» Problem statement: Read the listing below and copy out every line that holds "name".

» Data records:
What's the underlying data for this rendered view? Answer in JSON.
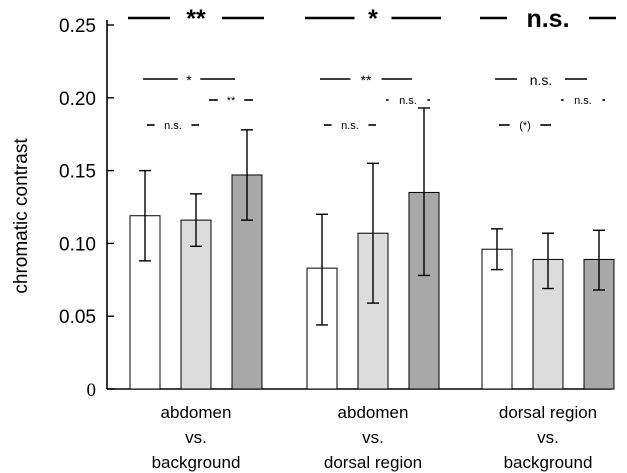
{
  "chart_data": {
    "type": "bar",
    "title": "",
    "xlabel": "",
    "ylabel": "chromatic contrast",
    "ylim": [
      0,
      0.25
    ],
    "yticks": [
      "0",
      "0.05",
      "0.10",
      "0.15",
      "0.20",
      "0.25"
    ],
    "grid": false,
    "categories": [
      [
        "abdomen",
        "vs.",
        "background"
      ],
      [
        "abdomen",
        "vs.",
        "dorsal region"
      ],
      [
        "dorsal region",
        "vs.",
        "background"
      ]
    ],
    "series": [
      {
        "color": "#ffffff",
        "values": [
          0.119,
          0.083,
          0.096
        ],
        "err_low": [
          0.088,
          0.044,
          0.082
        ],
        "err_high": [
          0.15,
          0.12,
          0.11
        ]
      },
      {
        "color": "#dcdcdc",
        "values": [
          0.116,
          0.107,
          0.089
        ],
        "err_low": [
          0.098,
          0.059,
          0.069
        ],
        "err_high": [
          0.134,
          0.155,
          0.107
        ]
      },
      {
        "color": "#a8a8a8",
        "values": [
          0.147,
          0.135,
          0.089
        ],
        "err_low": [
          0.116,
          0.078,
          0.068
        ],
        "err_high": [
          0.178,
          0.193,
          0.109
        ]
      }
    ],
    "significance": [
      [
        {
          "from": 0,
          "to": 2,
          "label": "**",
          "level": "top"
        },
        {
          "from": 0,
          "to": 1,
          "label": "*",
          "level": "mid"
        },
        {
          "from": 1,
          "to": 2,
          "label": "**",
          "level": "low"
        },
        {
          "from": 0,
          "to": 1,
          "label": "n.s.",
          "level": "bottom"
        }
      ],
      [
        {
          "from": 0,
          "to": 2,
          "label": "*",
          "level": "top"
        },
        {
          "from": 0,
          "to": 1,
          "label": "**",
          "level": "mid"
        },
        {
          "from": 1,
          "to": 2,
          "label": "n.s.",
          "level": "low"
        },
        {
          "from": 0,
          "to": 1,
          "label": "n.s.",
          "level": "bottom"
        }
      ],
      [
        {
          "from": 0,
          "to": 2,
          "label": "n.s.",
          "level": "top"
        },
        {
          "from": 0,
          "to": 1,
          "label": "n.s.",
          "level": "mid"
        },
        {
          "from": 1,
          "to": 2,
          "label": "n.s.",
          "level": "low"
        },
        {
          "from": 0,
          "to": 1,
          "label": "(*)",
          "level": "bottom"
        }
      ]
    ]
  }
}
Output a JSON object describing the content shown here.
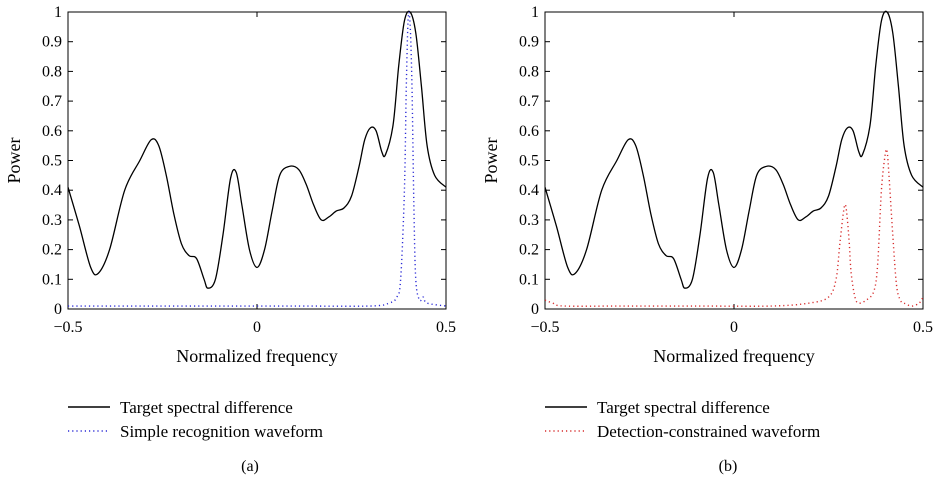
{
  "chart_data": [
    {
      "type": "line",
      "panel_label": "(a)",
      "xlabel": "Normalized frequency",
      "ylabel": "Power",
      "xlim": [
        -0.5,
        0.5
      ],
      "ylim": [
        0,
        1
      ],
      "xticks": [
        "−0.5",
        "0",
        "0.5"
      ],
      "yticks": [
        "0",
        "0.1",
        "0.2",
        "0.3",
        "0.4",
        "0.5",
        "0.6",
        "0.7",
        "0.8",
        "0.9",
        "1"
      ],
      "grid": false,
      "legend_position": "below",
      "series": [
        {
          "name": "Target spectral difference",
          "style": "solid",
          "color": "#000000",
          "x": [
            -0.5,
            -0.47,
            -0.44,
            -0.42,
            -0.39,
            -0.35,
            -0.31,
            -0.28,
            -0.26,
            -0.24,
            -0.22,
            -0.2,
            -0.18,
            -0.16,
            -0.14,
            -0.13,
            -0.11,
            -0.09,
            -0.07,
            -0.055,
            -0.04,
            -0.02,
            0.0,
            0.02,
            0.04,
            0.06,
            0.085,
            0.11,
            0.13,
            0.15,
            0.17,
            0.19,
            0.21,
            0.23,
            0.25,
            0.27,
            0.285,
            0.3,
            0.315,
            0.33,
            0.34,
            0.36,
            0.375,
            0.39,
            0.405,
            0.42,
            0.435,
            0.45,
            0.47,
            0.5
          ],
          "y": [
            0.41,
            0.28,
            0.14,
            0.12,
            0.2,
            0.4,
            0.5,
            0.57,
            0.55,
            0.45,
            0.32,
            0.22,
            0.18,
            0.17,
            0.1,
            0.07,
            0.1,
            0.25,
            0.44,
            0.46,
            0.35,
            0.2,
            0.14,
            0.2,
            0.33,
            0.45,
            0.48,
            0.47,
            0.42,
            0.35,
            0.3,
            0.31,
            0.33,
            0.34,
            0.38,
            0.48,
            0.57,
            0.61,
            0.6,
            0.53,
            0.52,
            0.62,
            0.82,
            0.97,
            1.0,
            0.93,
            0.75,
            0.55,
            0.45,
            0.41
          ]
        },
        {
          "name": "Simple recognition waveform",
          "style": "dotted",
          "color": "#2b2bd6",
          "x": [
            -0.5,
            -0.3,
            -0.1,
            0.1,
            0.3,
            0.35,
            0.37,
            0.38,
            0.39,
            0.395,
            0.4,
            0.405,
            0.41,
            0.415,
            0.42,
            0.43,
            0.44,
            0.45,
            0.5
          ],
          "y": [
            0.01,
            0.01,
            0.01,
            0.01,
            0.01,
            0.02,
            0.04,
            0.1,
            0.4,
            0.75,
            0.98,
            0.96,
            0.75,
            0.35,
            0.1,
            0.03,
            0.04,
            0.02,
            0.01
          ]
        }
      ]
    },
    {
      "type": "line",
      "panel_label": "(b)",
      "xlabel": "Normalized frequency",
      "ylabel": "Power",
      "xlim": [
        -0.5,
        0.5
      ],
      "ylim": [
        0,
        1
      ],
      "xticks": [
        "−0.5",
        "0",
        "0.5"
      ],
      "yticks": [
        "0",
        "0.1",
        "0.2",
        "0.3",
        "0.4",
        "0.5",
        "0.6",
        "0.7",
        "0.8",
        "0.9",
        "1"
      ],
      "grid": false,
      "legend_position": "below",
      "series": [
        {
          "name": "Target spectral difference",
          "style": "solid",
          "color": "#000000",
          "x": [
            -0.5,
            -0.47,
            -0.44,
            -0.42,
            -0.39,
            -0.35,
            -0.31,
            -0.28,
            -0.26,
            -0.24,
            -0.22,
            -0.2,
            -0.18,
            -0.16,
            -0.14,
            -0.13,
            -0.11,
            -0.09,
            -0.07,
            -0.055,
            -0.04,
            -0.02,
            0.0,
            0.02,
            0.04,
            0.06,
            0.085,
            0.11,
            0.13,
            0.15,
            0.17,
            0.19,
            0.21,
            0.23,
            0.25,
            0.27,
            0.285,
            0.3,
            0.315,
            0.33,
            0.34,
            0.36,
            0.375,
            0.39,
            0.405,
            0.42,
            0.435,
            0.45,
            0.47,
            0.5
          ],
          "y": [
            0.41,
            0.28,
            0.14,
            0.12,
            0.2,
            0.4,
            0.5,
            0.57,
            0.55,
            0.45,
            0.32,
            0.22,
            0.18,
            0.17,
            0.1,
            0.07,
            0.1,
            0.25,
            0.44,
            0.46,
            0.35,
            0.2,
            0.14,
            0.2,
            0.33,
            0.45,
            0.48,
            0.47,
            0.42,
            0.35,
            0.3,
            0.31,
            0.33,
            0.34,
            0.38,
            0.48,
            0.57,
            0.61,
            0.6,
            0.53,
            0.52,
            0.62,
            0.82,
            0.97,
            1.0,
            0.93,
            0.75,
            0.55,
            0.45,
            0.41
          ]
        },
        {
          "name": "Detection-constrained waveform",
          "style": "dotted",
          "color": "#d62b2b",
          "x": [
            -0.5,
            -0.48,
            -0.45,
            -0.3,
            -0.1,
            0.1,
            0.2,
            0.25,
            0.27,
            0.28,
            0.29,
            0.295,
            0.3,
            0.305,
            0.31,
            0.32,
            0.33,
            0.35,
            0.37,
            0.38,
            0.39,
            0.4,
            0.405,
            0.41,
            0.42,
            0.43,
            0.44,
            0.45,
            0.47,
            0.49,
            0.5
          ],
          "y": [
            0.03,
            0.02,
            0.01,
            0.01,
            0.01,
            0.01,
            0.02,
            0.04,
            0.1,
            0.22,
            0.33,
            0.35,
            0.3,
            0.22,
            0.12,
            0.04,
            0.02,
            0.03,
            0.06,
            0.15,
            0.4,
            0.52,
            0.53,
            0.45,
            0.25,
            0.08,
            0.03,
            0.02,
            0.01,
            0.02,
            0.04
          ]
        }
      ]
    }
  ]
}
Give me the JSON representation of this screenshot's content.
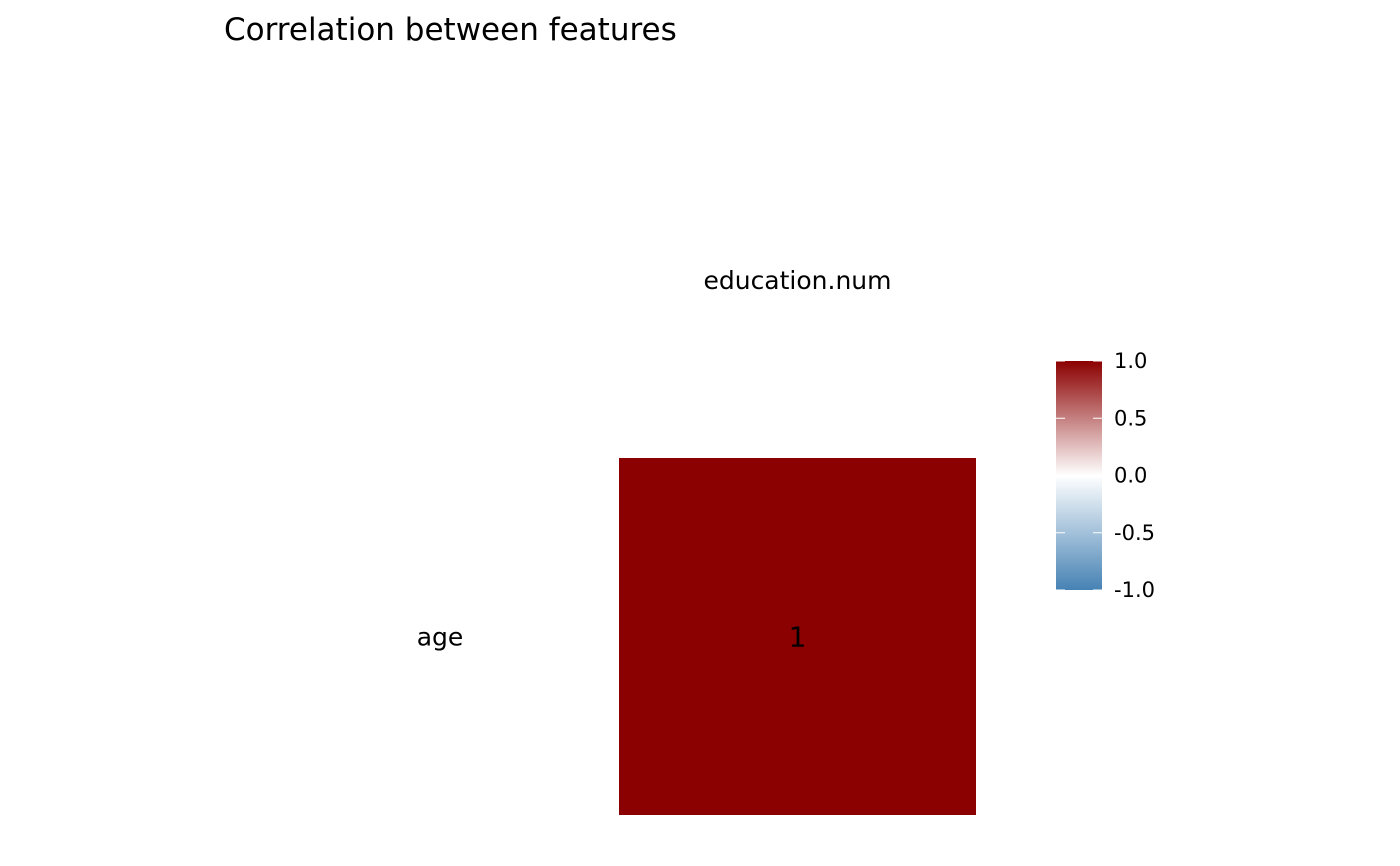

» Exercise solution:
          "name": "Target spectral difference",
          "name": "Simple recognition waveform",
          "name": "Target spectral difference",
          "name": "Detection-constrained waveform",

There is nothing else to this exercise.